-- BEGIN EXERCISE DATA --
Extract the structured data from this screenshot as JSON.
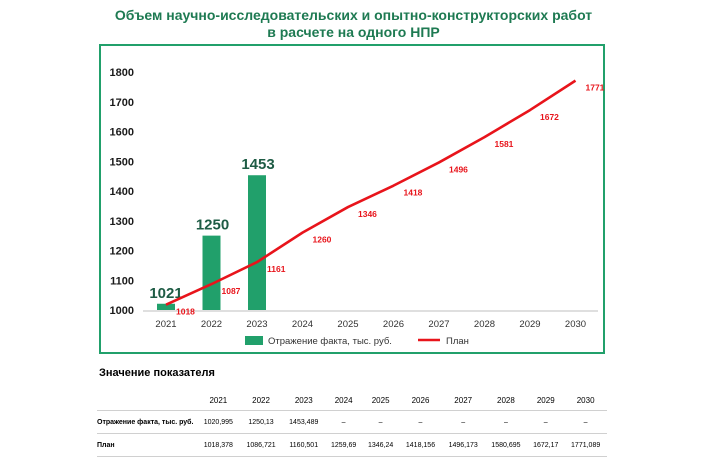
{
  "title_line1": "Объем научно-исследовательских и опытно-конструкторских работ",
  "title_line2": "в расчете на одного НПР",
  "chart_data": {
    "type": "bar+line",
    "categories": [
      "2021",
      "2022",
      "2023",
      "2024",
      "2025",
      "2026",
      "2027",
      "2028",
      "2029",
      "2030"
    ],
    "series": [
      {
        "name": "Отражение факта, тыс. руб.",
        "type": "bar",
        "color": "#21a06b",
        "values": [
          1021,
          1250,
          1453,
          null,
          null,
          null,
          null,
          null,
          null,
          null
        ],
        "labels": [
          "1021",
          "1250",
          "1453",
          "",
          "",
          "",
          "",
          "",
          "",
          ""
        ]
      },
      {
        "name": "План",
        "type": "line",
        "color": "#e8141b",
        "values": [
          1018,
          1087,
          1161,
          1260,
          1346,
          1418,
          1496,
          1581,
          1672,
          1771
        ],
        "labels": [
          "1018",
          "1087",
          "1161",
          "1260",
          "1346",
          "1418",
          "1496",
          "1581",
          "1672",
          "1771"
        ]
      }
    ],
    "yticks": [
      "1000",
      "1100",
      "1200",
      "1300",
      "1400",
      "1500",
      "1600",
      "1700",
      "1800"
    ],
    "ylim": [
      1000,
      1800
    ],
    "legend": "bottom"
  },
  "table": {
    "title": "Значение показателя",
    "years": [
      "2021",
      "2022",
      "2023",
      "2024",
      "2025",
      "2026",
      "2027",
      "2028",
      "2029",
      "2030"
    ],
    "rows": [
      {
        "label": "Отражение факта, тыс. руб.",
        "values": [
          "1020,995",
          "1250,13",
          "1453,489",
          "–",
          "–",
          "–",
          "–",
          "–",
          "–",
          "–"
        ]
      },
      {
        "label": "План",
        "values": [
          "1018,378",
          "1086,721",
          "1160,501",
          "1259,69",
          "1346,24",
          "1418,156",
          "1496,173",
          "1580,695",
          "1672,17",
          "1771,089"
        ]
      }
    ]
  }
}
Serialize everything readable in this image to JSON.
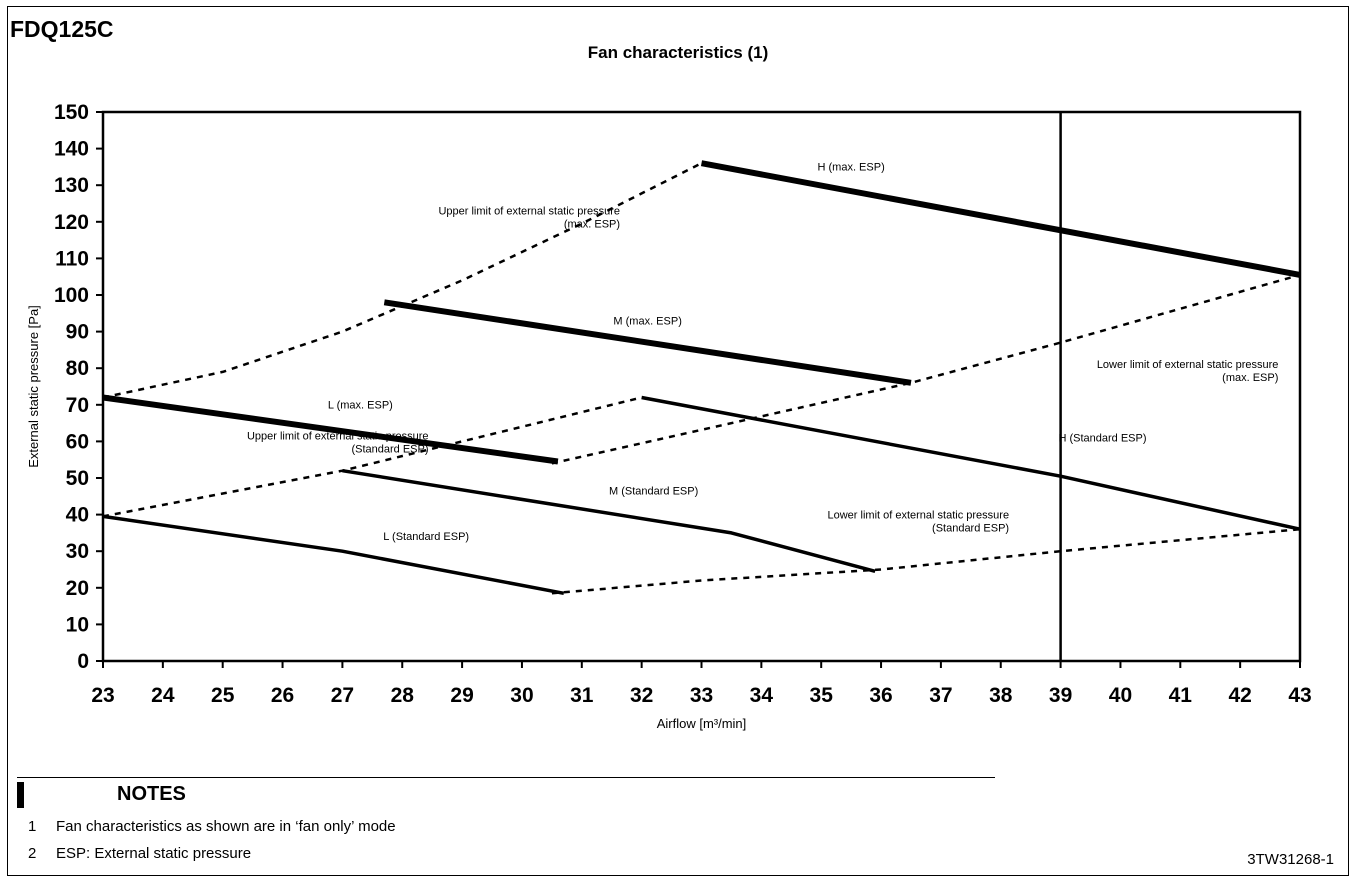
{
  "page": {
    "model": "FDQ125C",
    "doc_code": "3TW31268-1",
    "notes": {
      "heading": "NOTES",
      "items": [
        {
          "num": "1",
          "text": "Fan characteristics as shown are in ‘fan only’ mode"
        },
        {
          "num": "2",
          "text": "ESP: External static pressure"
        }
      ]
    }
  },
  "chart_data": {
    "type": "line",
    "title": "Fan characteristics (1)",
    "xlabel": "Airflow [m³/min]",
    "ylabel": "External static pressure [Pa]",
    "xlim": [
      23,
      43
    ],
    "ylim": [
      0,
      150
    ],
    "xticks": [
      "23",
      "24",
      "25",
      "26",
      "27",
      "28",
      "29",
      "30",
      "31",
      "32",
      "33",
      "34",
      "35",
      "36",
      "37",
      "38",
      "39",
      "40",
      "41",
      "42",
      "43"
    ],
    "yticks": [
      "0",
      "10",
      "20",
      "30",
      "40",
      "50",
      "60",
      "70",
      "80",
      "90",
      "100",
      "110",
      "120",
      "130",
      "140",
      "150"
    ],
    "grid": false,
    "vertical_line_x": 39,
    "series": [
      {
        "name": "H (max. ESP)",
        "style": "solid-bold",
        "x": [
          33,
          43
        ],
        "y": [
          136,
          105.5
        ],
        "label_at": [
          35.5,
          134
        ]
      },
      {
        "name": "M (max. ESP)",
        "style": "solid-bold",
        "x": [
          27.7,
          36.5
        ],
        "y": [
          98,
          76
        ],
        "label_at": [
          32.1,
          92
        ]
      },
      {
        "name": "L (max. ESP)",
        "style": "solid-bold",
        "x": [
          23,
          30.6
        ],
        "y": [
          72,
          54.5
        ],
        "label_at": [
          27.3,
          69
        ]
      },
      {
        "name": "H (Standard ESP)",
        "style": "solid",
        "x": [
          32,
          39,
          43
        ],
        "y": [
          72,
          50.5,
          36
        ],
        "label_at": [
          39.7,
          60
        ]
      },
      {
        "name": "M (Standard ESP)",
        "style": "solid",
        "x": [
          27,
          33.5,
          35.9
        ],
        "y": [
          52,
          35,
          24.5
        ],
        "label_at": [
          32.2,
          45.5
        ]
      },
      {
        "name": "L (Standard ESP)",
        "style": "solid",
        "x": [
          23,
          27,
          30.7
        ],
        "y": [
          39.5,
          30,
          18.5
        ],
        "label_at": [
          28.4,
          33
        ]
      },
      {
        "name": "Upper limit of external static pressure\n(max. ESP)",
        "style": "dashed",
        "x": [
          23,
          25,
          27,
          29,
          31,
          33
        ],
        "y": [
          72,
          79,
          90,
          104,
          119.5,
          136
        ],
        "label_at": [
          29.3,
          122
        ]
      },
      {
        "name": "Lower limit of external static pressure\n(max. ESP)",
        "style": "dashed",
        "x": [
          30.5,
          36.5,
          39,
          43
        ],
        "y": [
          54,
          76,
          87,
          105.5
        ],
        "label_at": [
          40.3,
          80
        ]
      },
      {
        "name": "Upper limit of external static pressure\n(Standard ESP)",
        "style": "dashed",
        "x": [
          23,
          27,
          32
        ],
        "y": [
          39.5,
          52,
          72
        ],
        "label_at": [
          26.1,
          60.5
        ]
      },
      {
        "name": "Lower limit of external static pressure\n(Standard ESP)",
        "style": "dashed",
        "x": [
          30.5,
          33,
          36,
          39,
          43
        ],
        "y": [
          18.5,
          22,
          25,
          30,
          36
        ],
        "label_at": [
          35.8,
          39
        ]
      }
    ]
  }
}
-- END EXERCISE DATA --
PROBLEM DETAILS
How many lines in these records hold the string "this"? Reply with the number alone.

WORKED ANSWER
2